Write out all the entries word for word, but skip any images.
───── Stored data
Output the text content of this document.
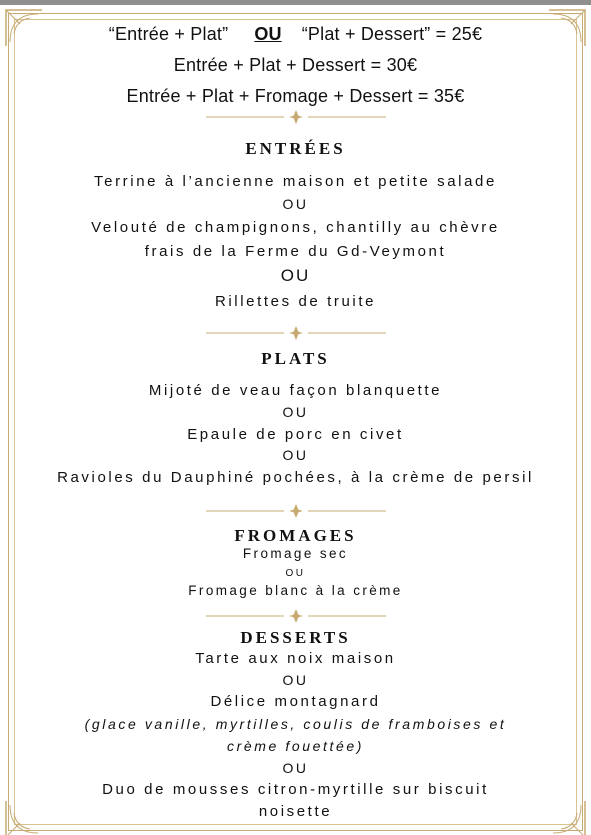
“Entrée + Plat” OU “Plat + Dessert” = 25€
Entrée + Plat + Dessert = 30€
Entrée + Plat + Fromage + Dessert = 35€
ENTRÉES
Terrine à l’ancienne maison et petite salade
OU
Velouté de champignons, chantilly au chèvre
frais de la Ferme du Gd-Veymont
OU
Rillettes de truite
PLATS
Mijoté de veau façon blanquette
OU
Epaule de porc en civet
OU
Ravioles du Dauphiné pochées, à la crème de persil
FROMAGES
Fromage sec
OU
Fromage blanc à la crème
DESSERTS
Tarte aux noix maison
OU
Délice montagnard
(glace vanille, myrtilles, coulis de framboises et
crème fouettée)
OU
Duo de mousses citron-myrtille sur biscuit
noisette
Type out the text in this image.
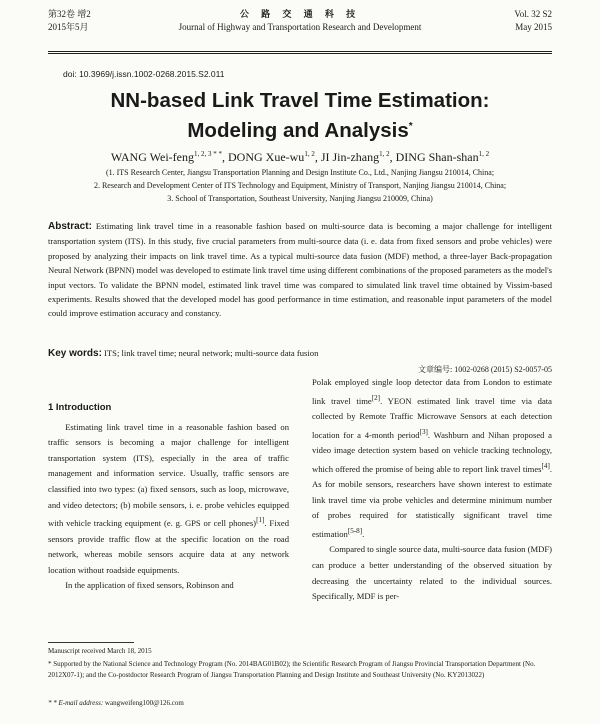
第32卷 增2
2015年5月
公 路 交 通 科 技
Journal of Highway and Transportation Research and Development
Vol. 32 S2
May 2015
doi: 10.3969/j.issn.1002-0268.2015.S2.011
NN-based Link Travel Time Estimation:
Modeling and Analysis*
WANG Wei-feng$^{1, 2, 3 * *}$, DONG Xue-wu$^{1, 2}$, JI Jin-zhang$^{1, 2}$, DING Shan-shan$^{1, 2}$
(1. ITS Research Center, Jiangsu Transportation Planning and Design Institute Co., Ltd., Nanjing Jiangsu 210014, China;
2. Research and Development Center of ITS Technology and Equipment, Ministry of Transport, Nanjing Jiangsu 210014, China;
3. School of Transportation, Southeast University, Nanjing Jiangsu 210009, China)
Abstract: Estimating link travel time in a reasonable fashion based on multi-source data is becoming a major challenge for intelligent transportation system (ITS). In this study, five crucial parameters from multi-source data (i. e. data from fixed sensors and probe vehicles) were proposed by analyzing their impacts on link travel time. As a typical multi-source data fusion (MDF) method, a three-layer Back-propagation Neural Network (BPNN) model was developed to estimate link travel time using different combinations of the proposed parameters as the model's input vectors. To validate the BPNN model, estimated link travel time was compared to simulated link travel time obtained by Vissim-based experiments. Results showed that the developed model has good performance in time estimation, and reasonable input parameters of the model could improve estimation accuracy and constancy.
Key words: ITS; link travel time; neural network; multi-source data fusion
文章编号: 1002-0268 (2015) S2-0057-05

1 Introduction

Estimating link travel time in a reasonable fashion based on traffic sensors is becoming a major challenge for intelligent transportation system (ITS), especially in the area of traffic management and information service. Usually, traffic sensors are classified into two types: (a) fixed sensors, such as loop, microwave, and video detectors; (b) mobile sensors, i. e. probe vehicles equipped with vehicle tracking equipment (e. g. GPS or cell phones)[1]. Fixed sensors provide traffic flow at the specific location on the road network, whereas mobile sensors acquire data at any network location without roadside equipments.

In the application of fixed sensors, Robinson and

Polak employed single loop detector data from London to estimate link travel time[2]. YEON estimated link travel time via data collected by Remote Traffic Microwave Sensors at each detection location for a 4-month period[3]. Washburn and Nihan proposed a video image detection system based on vehicle tracking technology, which offered the promise of being able to report link travel times[4]. As for mobile sensors, researchers have shown interest to estimate link travel time via probe vehicles and determine minimum number of probes required for statistically significant travel time estimation[5-8].

Compared to single source data, multi-source data fusion (MDF) can produce a better understanding of the observed situation by decreasing the uncertainty related to the individual sources. Specifically, MDF is per-

Manuscript received March 18, 2015
* Supported by the National Science and Technology Program (No. 2014BAG01B02); the Scientific Research Program of Jiangsu Provincial Transportation Department (No. 2012X07-1); and the Co-postdoctor Research Program of Jiangsu Transportation Planning and Design Institute and Southeast University (No. KY2013022)
* * E-mail address: wangweifeng100@126.com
──────────
◆ **Full output**
Output the text content of this document.
“Entrée + Plat” OU “Plat + Dessert” = 25€
Entrée + Plat + Dessert = 30€
Entrée + Plat + Fromage + Dessert = 35€
ENTRÉES
Terrine à l’ancienne maison et petite salade
OU
Velouté de champignons, chantilly au chèvre
frais de la Ferme du Gd-Veymont
OU
Rillettes de truite
PLATS
Mijoté de veau façon blanquette
OU
Epaule de porc en civet
OU
Ravioles du Dauphiné pochées, à la crème de persil
FROMAGES
Fromage sec
OU
Fromage blanc à la crème
DESSERTS
Tarte aux noix maison
OU
Délice montagnard
(glace vanille, myrtilles, coulis de framboises et
crème fouettée)
OU
Duo de mousses citron-myrtille sur biscuit
noisette
Type out the text in this image.
第32卷 增2
2015年5月
公 路 交 通 科 技
Journal of Highway and Transportation Research and Development
Vol. 32 S2
May 2015
doi: 10.3969/j.issn.1002-0268.2015.S2.011
NN-based Link Travel Time Estimation:
Modeling and Analysis*
WANG Wei-feng$^{1, 2, 3 * *}$, DONG Xue-wu$^{1, 2}$, JI Jin-zhang$^{1, 2}$, DING Shan-shan$^{1, 2}$
(1. ITS Research Center, Jiangsu Transportation Planning and Design Institute Co., Ltd., Nanjing Jiangsu 210014, China;
2. Research and Development Center of ITS Technology and Equipment, Ministry of Transport, Nanjing Jiangsu 210014, China;
3. School of Transportation, Southeast University, Nanjing Jiangsu 210009, China)
Abstract: Estimating link travel time in a reasonable fashion based on multi-source data is becoming a major challenge for intelligent transportation system (ITS). In this study, five crucial parameters from multi-source data (i. e. data from fixed sensors and probe vehicles) were proposed by analyzing their impacts on link travel time. As a typical multi-source data fusion (MDF) method, a three-layer Back-propagation Neural Network (BPNN) model was developed to estimate link travel time using different combinations of the proposed parameters as the model's input vectors. To validate the BPNN model, estimated link travel time was compared to simulated link travel time obtained by Vissim-based experiments. Results showed that the developed model has good performance in time estimation, and reasonable input parameters of the model could improve estimation accuracy and constancy.
Key words: ITS; link travel time; neural network; multi-source data fusion
文章编号: 1002-0268 (2015) S2-0057-05

1 Introduction

Estimating link travel time in a reasonable fashion based on traffic sensors is becoming a major challenge for intelligent transportation system (ITS), especially in the area of traffic management and information service. Usually, traffic sensors are classified into two types: (a) fixed sensors, such as loop, microwave, and video detectors; (b) mobile sensors, i. e. probe vehicles equipped with vehicle tracking equipment (e. g. GPS or cell phones)[1]. Fixed sensors provide traffic flow at the specific location on the road network, whereas mobile sensors acquire data at any network location without roadside equipments.

In the application of fixed sensors, Robinson and

Polak employed single loop detector data from London to estimate link travel time[2]. YEON estimated link travel time via data collected by Remote Traffic Microwave Sensors at each detection location for a 4-month period[3]. Washburn and Nihan proposed a video image detection system based on vehicle tracking technology, which offered the promise of being able to report link travel times[4]. As for mobile sensors, researchers have shown interest to estimate link travel time via probe vehicles and determine minimum number of probes required for statistically significant travel time estimation[5-8].

Compared to single source data, multi-source data fusion (MDF) can produce a better understanding of the observed situation by decreasing the uncertainty related to the individual sources. Specifically, MDF is per-

Manuscript received March 18, 2015
* Supported by the National Science and Technology Program (No. 2014BAG01B02); the Scientific Research Program of Jiangsu Provincial Transportation Department (No. 2012X07-1); and the Co-postdoctor Research Program of Jiangsu Transportation Planning and Design Institute and Southeast University (No. KY2013022)
* * E-mail address: wangweifeng100@126.com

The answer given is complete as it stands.